TASK REQUIREMENTS:
Turn the lines of the listing, from its first line through the line containing "paragraph-lead: Актуальность исследования." (both included), into a numbered list that leaves out blank lines.

======

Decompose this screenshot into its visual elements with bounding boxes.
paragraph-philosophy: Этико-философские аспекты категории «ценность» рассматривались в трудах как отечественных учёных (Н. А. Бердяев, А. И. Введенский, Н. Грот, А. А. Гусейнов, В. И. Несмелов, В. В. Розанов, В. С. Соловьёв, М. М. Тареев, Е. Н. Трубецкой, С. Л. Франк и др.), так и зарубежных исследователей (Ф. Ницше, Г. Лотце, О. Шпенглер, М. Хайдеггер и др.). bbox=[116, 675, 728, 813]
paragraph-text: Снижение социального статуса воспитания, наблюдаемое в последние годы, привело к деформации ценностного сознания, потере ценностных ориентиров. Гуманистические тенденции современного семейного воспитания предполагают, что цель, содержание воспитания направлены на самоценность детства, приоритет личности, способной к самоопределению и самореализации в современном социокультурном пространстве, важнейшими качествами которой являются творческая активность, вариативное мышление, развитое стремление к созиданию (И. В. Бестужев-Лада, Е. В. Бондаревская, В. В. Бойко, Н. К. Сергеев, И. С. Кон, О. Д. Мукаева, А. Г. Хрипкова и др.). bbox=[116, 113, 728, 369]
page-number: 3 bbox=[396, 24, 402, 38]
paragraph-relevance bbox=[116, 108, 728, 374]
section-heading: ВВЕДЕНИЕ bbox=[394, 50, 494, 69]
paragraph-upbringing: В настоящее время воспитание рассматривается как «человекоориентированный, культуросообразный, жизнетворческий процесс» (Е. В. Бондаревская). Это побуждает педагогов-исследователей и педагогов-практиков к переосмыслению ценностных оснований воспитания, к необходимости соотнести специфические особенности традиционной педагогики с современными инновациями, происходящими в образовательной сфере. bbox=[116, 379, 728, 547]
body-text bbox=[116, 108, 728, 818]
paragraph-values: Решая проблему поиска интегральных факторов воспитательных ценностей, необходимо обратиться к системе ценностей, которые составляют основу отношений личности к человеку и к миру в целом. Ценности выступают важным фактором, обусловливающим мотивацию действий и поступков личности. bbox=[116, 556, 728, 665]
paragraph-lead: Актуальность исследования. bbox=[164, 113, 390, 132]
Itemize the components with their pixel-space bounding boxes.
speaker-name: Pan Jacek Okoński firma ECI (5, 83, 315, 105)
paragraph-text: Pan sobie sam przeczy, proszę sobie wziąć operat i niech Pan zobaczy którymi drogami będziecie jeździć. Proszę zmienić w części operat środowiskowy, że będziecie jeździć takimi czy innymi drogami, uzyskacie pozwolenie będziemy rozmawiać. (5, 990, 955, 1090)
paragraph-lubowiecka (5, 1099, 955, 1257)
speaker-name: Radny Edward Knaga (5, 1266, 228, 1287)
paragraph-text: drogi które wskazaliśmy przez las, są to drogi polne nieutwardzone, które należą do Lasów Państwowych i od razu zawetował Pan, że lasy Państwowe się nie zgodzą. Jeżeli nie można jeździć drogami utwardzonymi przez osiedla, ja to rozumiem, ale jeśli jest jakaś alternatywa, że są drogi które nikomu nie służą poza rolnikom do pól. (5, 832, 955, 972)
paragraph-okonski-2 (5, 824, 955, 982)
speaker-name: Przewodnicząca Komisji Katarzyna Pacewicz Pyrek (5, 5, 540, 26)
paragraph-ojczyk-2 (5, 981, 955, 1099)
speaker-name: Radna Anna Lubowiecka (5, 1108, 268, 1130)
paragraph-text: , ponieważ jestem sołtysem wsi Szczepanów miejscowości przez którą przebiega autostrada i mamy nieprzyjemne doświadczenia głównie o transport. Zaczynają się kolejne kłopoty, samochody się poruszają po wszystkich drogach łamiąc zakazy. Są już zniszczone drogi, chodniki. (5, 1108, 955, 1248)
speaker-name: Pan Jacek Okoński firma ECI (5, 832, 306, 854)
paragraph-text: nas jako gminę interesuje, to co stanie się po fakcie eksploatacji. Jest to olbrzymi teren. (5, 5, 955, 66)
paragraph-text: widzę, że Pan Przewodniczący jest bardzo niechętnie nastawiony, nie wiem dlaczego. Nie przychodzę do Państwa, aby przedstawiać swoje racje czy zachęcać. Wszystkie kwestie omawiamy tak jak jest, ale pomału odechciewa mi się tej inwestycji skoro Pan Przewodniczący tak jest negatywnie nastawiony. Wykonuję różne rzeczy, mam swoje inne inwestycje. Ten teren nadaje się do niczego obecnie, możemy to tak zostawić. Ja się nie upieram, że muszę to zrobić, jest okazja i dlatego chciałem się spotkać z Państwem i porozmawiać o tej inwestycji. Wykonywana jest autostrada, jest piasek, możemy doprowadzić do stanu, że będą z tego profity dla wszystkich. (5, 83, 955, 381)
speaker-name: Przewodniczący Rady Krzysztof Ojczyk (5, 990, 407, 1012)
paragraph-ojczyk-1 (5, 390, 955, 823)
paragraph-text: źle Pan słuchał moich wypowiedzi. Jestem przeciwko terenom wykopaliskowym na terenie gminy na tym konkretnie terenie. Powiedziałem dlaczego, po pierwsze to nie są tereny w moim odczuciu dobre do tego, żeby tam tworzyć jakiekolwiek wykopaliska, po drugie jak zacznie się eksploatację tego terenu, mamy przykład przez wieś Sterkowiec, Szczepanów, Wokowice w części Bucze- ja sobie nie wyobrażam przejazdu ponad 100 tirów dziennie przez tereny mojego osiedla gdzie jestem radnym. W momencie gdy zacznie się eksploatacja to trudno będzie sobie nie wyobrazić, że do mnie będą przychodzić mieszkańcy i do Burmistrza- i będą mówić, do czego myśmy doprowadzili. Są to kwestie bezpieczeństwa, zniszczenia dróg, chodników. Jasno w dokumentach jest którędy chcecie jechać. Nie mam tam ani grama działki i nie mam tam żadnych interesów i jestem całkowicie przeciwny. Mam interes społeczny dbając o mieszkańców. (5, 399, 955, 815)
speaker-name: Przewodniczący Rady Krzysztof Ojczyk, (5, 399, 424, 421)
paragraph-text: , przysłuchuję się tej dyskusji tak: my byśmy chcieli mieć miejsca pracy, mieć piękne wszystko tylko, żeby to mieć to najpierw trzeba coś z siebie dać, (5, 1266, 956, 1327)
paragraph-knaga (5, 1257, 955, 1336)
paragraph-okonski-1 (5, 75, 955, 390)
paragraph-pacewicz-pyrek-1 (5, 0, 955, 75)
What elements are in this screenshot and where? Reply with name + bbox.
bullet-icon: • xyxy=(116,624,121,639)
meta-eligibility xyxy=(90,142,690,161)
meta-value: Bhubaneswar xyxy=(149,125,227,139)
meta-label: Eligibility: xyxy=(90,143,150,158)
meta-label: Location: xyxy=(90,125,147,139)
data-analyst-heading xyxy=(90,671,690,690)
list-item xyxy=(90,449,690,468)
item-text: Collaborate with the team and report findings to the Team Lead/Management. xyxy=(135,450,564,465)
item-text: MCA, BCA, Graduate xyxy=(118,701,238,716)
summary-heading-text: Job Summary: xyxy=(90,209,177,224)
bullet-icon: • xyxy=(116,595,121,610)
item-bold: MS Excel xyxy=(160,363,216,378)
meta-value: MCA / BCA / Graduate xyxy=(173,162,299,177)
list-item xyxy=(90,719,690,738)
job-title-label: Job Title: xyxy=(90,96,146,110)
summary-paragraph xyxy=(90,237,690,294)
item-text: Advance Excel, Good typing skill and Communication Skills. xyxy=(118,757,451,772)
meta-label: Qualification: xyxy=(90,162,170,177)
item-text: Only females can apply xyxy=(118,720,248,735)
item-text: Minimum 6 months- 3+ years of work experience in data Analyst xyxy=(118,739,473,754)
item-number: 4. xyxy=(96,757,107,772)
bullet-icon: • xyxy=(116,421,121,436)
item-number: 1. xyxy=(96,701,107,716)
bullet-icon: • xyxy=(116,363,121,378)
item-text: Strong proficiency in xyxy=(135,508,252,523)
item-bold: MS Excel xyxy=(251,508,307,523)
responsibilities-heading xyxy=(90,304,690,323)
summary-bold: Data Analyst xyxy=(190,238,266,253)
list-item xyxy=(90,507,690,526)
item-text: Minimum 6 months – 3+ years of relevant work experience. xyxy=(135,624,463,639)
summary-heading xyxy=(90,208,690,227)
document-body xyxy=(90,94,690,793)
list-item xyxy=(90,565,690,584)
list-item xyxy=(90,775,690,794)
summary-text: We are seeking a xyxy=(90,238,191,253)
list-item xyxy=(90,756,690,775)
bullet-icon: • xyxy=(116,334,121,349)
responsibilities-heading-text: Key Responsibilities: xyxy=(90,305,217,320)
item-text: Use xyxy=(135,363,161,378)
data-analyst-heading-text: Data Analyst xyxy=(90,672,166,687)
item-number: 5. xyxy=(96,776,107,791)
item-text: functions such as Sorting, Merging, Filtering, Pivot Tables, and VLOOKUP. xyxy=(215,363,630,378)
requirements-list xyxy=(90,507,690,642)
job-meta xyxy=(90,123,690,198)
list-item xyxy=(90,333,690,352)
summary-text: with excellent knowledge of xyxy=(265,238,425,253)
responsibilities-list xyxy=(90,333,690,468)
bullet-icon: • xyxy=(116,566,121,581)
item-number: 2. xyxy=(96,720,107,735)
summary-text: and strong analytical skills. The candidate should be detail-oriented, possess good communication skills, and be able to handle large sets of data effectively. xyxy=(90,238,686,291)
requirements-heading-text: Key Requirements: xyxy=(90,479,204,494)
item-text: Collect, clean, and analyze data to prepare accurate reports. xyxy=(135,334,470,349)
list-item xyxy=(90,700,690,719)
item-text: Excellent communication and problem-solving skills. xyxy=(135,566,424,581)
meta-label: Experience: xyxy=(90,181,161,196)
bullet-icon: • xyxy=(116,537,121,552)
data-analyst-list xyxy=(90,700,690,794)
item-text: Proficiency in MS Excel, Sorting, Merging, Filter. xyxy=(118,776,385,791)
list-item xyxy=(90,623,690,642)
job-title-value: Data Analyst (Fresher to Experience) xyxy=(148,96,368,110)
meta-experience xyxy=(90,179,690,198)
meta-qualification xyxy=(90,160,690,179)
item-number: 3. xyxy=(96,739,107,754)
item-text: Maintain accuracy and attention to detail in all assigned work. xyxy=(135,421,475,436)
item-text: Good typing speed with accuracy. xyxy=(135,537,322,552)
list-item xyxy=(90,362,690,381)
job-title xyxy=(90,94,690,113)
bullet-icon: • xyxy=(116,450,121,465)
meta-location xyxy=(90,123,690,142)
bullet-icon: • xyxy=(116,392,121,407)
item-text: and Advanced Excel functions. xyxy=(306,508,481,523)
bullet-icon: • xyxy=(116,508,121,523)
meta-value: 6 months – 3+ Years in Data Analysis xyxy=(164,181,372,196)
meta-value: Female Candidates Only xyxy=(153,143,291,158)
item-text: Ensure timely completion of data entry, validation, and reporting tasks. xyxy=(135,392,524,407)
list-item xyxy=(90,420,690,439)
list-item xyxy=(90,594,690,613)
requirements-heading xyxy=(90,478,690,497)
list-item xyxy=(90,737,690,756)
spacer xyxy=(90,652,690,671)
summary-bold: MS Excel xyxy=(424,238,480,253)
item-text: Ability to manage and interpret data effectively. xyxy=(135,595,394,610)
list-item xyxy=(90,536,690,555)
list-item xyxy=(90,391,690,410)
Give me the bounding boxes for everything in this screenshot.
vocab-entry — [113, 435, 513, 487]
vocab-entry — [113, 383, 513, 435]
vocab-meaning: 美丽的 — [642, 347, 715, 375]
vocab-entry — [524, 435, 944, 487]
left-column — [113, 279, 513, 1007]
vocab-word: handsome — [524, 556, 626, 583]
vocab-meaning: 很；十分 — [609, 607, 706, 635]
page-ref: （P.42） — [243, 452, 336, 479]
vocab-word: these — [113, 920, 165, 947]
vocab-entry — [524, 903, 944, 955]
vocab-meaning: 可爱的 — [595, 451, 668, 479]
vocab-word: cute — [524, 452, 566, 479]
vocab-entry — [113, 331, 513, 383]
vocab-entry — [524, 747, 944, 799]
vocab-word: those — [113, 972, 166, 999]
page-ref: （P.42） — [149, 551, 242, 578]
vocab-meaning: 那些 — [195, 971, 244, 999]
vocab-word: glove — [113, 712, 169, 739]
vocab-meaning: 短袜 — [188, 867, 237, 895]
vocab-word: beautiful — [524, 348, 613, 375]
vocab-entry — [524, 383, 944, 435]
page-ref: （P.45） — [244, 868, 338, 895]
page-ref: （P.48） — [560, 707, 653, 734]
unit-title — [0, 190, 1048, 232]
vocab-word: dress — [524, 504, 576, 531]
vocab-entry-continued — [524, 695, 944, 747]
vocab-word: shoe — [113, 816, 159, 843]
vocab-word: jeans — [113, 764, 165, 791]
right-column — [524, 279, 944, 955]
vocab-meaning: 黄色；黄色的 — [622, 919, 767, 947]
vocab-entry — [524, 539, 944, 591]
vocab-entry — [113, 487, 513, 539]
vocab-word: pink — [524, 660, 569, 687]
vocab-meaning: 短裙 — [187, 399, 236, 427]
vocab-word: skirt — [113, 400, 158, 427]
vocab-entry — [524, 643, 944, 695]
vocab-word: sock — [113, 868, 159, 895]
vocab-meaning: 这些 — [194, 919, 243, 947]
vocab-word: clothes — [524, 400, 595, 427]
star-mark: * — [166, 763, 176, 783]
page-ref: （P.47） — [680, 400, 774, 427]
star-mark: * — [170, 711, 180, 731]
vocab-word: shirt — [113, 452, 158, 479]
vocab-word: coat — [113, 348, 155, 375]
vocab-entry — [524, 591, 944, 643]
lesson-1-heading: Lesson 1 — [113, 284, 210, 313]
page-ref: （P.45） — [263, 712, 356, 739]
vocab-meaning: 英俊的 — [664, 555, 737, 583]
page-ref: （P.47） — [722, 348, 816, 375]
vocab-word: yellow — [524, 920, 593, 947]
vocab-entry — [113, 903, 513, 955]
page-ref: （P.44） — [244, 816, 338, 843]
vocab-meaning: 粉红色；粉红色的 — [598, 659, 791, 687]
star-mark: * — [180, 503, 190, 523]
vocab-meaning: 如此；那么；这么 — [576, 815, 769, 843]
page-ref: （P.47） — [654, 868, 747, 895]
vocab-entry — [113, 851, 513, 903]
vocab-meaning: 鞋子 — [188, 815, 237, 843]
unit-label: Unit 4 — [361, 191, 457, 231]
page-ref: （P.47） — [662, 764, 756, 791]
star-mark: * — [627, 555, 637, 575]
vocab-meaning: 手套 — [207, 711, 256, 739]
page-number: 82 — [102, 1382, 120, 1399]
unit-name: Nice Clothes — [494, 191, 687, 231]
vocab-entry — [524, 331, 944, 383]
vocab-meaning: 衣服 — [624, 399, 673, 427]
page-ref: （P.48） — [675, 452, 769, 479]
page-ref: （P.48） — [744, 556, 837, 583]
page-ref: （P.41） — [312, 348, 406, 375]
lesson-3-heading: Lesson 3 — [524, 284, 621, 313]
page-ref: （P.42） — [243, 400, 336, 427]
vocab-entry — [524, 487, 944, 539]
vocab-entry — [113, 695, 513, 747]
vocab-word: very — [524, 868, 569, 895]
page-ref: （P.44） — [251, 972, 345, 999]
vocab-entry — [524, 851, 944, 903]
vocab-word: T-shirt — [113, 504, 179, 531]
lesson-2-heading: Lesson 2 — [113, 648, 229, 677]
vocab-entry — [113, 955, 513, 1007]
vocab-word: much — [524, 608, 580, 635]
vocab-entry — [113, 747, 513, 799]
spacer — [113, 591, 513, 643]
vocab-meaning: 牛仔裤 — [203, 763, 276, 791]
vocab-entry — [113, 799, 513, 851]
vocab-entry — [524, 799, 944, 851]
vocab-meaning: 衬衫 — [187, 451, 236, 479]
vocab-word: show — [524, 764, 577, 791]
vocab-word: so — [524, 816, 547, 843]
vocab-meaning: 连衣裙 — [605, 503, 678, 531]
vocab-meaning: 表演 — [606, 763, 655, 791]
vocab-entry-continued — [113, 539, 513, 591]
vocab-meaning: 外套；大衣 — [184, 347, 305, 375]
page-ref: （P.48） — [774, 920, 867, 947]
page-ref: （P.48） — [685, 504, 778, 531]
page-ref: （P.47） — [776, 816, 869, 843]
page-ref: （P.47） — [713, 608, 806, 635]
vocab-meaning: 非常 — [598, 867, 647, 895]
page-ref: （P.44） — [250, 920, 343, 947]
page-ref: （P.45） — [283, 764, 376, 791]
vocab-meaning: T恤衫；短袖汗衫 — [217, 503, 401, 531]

======

COMPLETE RESPONSE:
1. Decompose this screenshot into its visual elements with bounding boxes.
2. paragraph-philosophy: Этико-философские аспекты категории «ценность» рассматривались в трудах как отечественных учёных (Н. А. Бердяев, А. И. Введенский, Н. Грот, А. А. Гусейнов, В. И. Несмелов, В. В. Розанов, В. С. Соловьёв, М. М. Тареев, Е. Н. Трубецкой, С. Л. Франк и др.), так и зарубежных исследователей (Ф. Ницше, Г. Лотце, О. Шпенглер, М. Хайдеггер и др.). bbox=[116, 675, 728, 813]
3. paragraph-text: Снижение социального статуса воспитания, наблюдаемое в последние годы, привело к деформации ценностного сознания, потере ценностных ориентиров. Гуманистические тенденции современного семейного воспитания предполагают, что цель, содержание воспитания направлены на самоценность детства, приоритет личности, способной к самоопределению и самореализации в современном социокультурном пространстве, важнейшими качествами которой являются творческая активность, вариативное мышление, развитое стремление к созиданию (И. В. Бестужев-Лада, Е. В. Бондаревская, В. В. Бойко, Н. К. Сергеев, И. С. Кон, О. Д. Мукаева, А. Г. Хрипкова и др.). bbox=[116, 113, 728, 369]
4. page-number: 3 bbox=[396, 24, 402, 38]
5. paragraph-relevance bbox=[116, 108, 728, 374]
6. section-heading: ВВЕДЕНИЕ bbox=[394, 50, 494, 69]
7. paragraph-upbringing: В настоящее время воспитание рассматривается как «человекоориентированный, культуросообразный, жизнетворческий процесс» (Е. В. Бондаревская). Это побуждает педагогов-исследователей и педагогов-практиков к переосмыслению ценностных оснований воспитания, к необходимости соотнести специфические особенности традиционной педагогики с современными инновациями, происходящими в образовательной сфере. bbox=[116, 379, 728, 547]
8. body-text bbox=[116, 108, 728, 818]
9. paragraph-values: Решая проблему поиска интегральных факторов воспитательных ценностей, необходимо обратиться к системе ценностей, которые составляют основу отношений личности к человеку и к миру в целом. Ценности выступают важным фактором, обусловливающим мотивацию действий и поступков личности. bbox=[116, 556, 728, 665]
10. paragraph-lead: Актуальность исследования. bbox=[164, 113, 390, 132]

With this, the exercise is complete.